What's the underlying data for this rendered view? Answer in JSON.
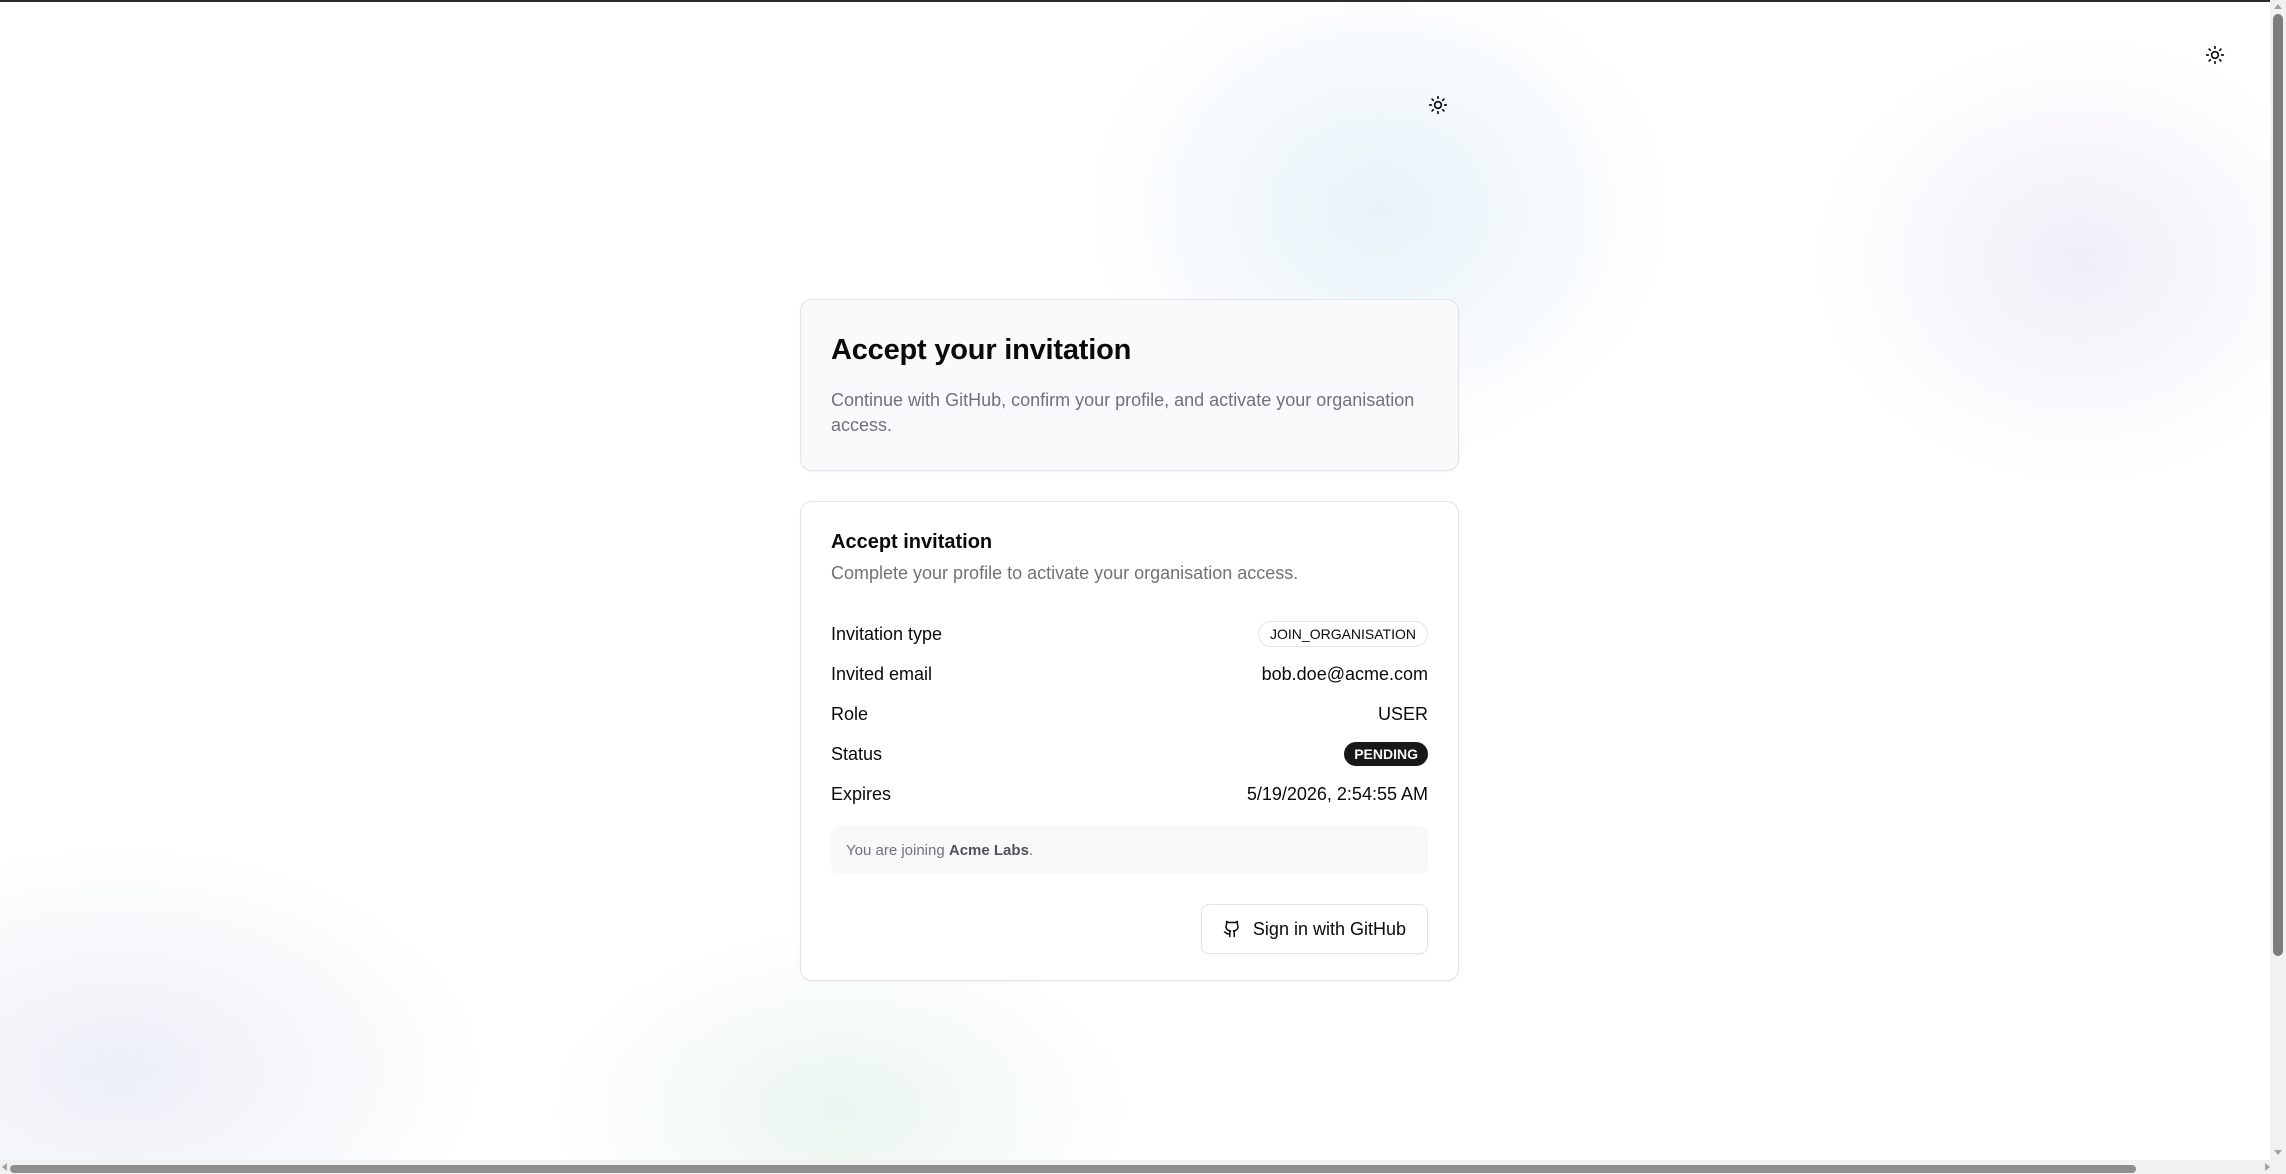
{
  "header": {
    "theme_toggle_icon": "sun-icon"
  },
  "hero": {
    "title": "Accept your invitation",
    "description": "Continue with GitHub, confirm your profile, and activate your organisation access."
  },
  "invitation": {
    "title": "Accept invitation",
    "description": "Complete your profile to activate your organisation access.",
    "details": {
      "type_label": "Invitation type",
      "type_value": "JOIN_ORGANISATION",
      "email_label": "Invited email",
      "email_value": "bob.doe@acme.com",
      "role_label": "Role",
      "role_value": "USER",
      "status_label": "Status",
      "status_value": "PENDING",
      "expires_label": "Expires",
      "expires_value": "5/19/2026, 2:54:55 AM"
    },
    "note": {
      "prefix": "You are joining ",
      "organisation": "Acme Labs",
      "suffix": "."
    },
    "sign_in_button": {
      "label": "Sign in with GitHub",
      "icon": "github-icon"
    }
  },
  "colors": {
    "text": "#0a0a0a",
    "muted": "#71717a",
    "border": "#e4e4e7",
    "badge_dark": "#18181b"
  }
}
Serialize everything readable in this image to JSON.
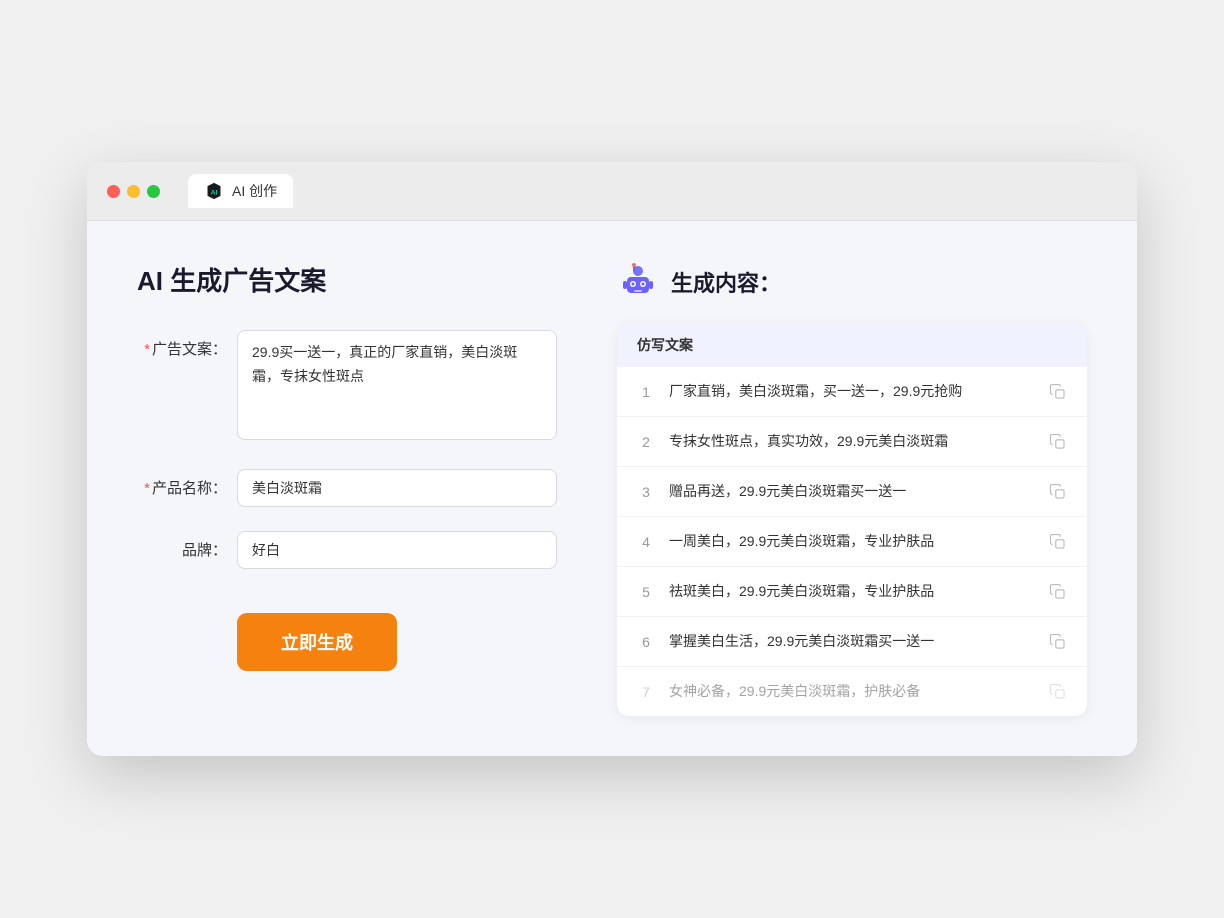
{
  "titleBar": {
    "tabLabel": "AI 创作"
  },
  "leftPanel": {
    "pageTitle": "AI 生成广告文案",
    "form": {
      "adCopyLabel": "广告文案：",
      "adCopyRequired": true,
      "adCopyValue": "29.9买一送一，真正的厂家直销，美白淡斑霜，专抹女性斑点",
      "productNameLabel": "产品名称：",
      "productNameRequired": true,
      "productNameValue": "美白淡斑霜",
      "brandLabel": "品牌：",
      "brandRequired": false,
      "brandValue": "好白"
    },
    "generateButton": "立即生成"
  },
  "rightPanel": {
    "resultTitle": "生成内容：",
    "tableHeader": "仿写文案",
    "rows": [
      {
        "num": "1",
        "text": "厂家直销，美白淡斑霜，买一送一，29.9元抢购",
        "dimmed": false
      },
      {
        "num": "2",
        "text": "专抹女性斑点，真实功效，29.9元美白淡斑霜",
        "dimmed": false
      },
      {
        "num": "3",
        "text": "赠品再送，29.9元美白淡斑霜买一送一",
        "dimmed": false
      },
      {
        "num": "4",
        "text": "一周美白，29.9元美白淡斑霜，专业护肤品",
        "dimmed": false
      },
      {
        "num": "5",
        "text": "祛斑美白，29.9元美白淡斑霜，专业护肤品",
        "dimmed": false
      },
      {
        "num": "6",
        "text": "掌握美白生活，29.9元美白淡斑霜买一送一",
        "dimmed": false
      },
      {
        "num": "7",
        "text": "女神必备，29.9元美白淡斑霜，护肤必备",
        "dimmed": true
      }
    ]
  }
}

■ **DIRECTIONS FOR THIS TASK**
Each entry gets copied exactly; the pictures stay out.

■ **THE REPLY**
What's the underlying data for this rendered view? Answer in JSON.
{
  "header": {
    "theme_toggle_icon": "sun-icon"
  },
  "hero": {
    "title": "Accept your invitation",
    "description": "Continue with GitHub, confirm your profile, and activate your organisation access."
  },
  "invitation": {
    "title": "Accept invitation",
    "description": "Complete your profile to activate your organisation access.",
    "details": {
      "type_label": "Invitation type",
      "type_value": "JOIN_ORGANISATION",
      "email_label": "Invited email",
      "email_value": "bob.doe@acme.com",
      "role_label": "Role",
      "role_value": "USER",
      "status_label": "Status",
      "status_value": "PENDING",
      "expires_label": "Expires",
      "expires_value": "5/19/2026, 2:54:55 AM"
    },
    "note": {
      "prefix": "You are joining ",
      "organisation": "Acme Labs",
      "suffix": "."
    },
    "sign_in_button": {
      "label": "Sign in with GitHub",
      "icon": "github-icon"
    }
  },
  "colors": {
    "text": "#0a0a0a",
    "muted": "#71717a",
    "border": "#e4e4e7",
    "badge_dark": "#18181b"
  }
}
Serialize everything readable in this image to JSON.
{
  "titleBar": {
    "tabLabel": "AI 创作"
  },
  "leftPanel": {
    "pageTitle": "AI 生成广告文案",
    "form": {
      "adCopyLabel": "广告文案：",
      "adCopyRequired": true,
      "adCopyValue": "29.9买一送一，真正的厂家直销，美白淡斑霜，专抹女性斑点",
      "productNameLabel": "产品名称：",
      "productNameRequired": true,
      "productNameValue": "美白淡斑霜",
      "brandLabel": "品牌：",
      "brandRequired": false,
      "brandValue": "好白"
    },
    "generateButton": "立即生成"
  },
  "rightPanel": {
    "resultTitle": "生成内容：",
    "tableHeader": "仿写文案",
    "rows": [
      {
        "num": "1",
        "text": "厂家直销，美白淡斑霜，买一送一，29.9元抢购",
        "dimmed": false
      },
      {
        "num": "2",
        "text": "专抹女性斑点，真实功效，29.9元美白淡斑霜",
        "dimmed": false
      },
      {
        "num": "3",
        "text": "赠品再送，29.9元美白淡斑霜买一送一",
        "dimmed": false
      },
      {
        "num": "4",
        "text": "一周美白，29.9元美白淡斑霜，专业护肤品",
        "dimmed": false
      },
      {
        "num": "5",
        "text": "祛斑美白，29.9元美白淡斑霜，专业护肤品",
        "dimmed": false
      },
      {
        "num": "6",
        "text": "掌握美白生活，29.9元美白淡斑霜买一送一",
        "dimmed": false
      },
      {
        "num": "7",
        "text": "女神必备，29.9元美白淡斑霜，护肤必备",
        "dimmed": true
      }
    ]
  }
}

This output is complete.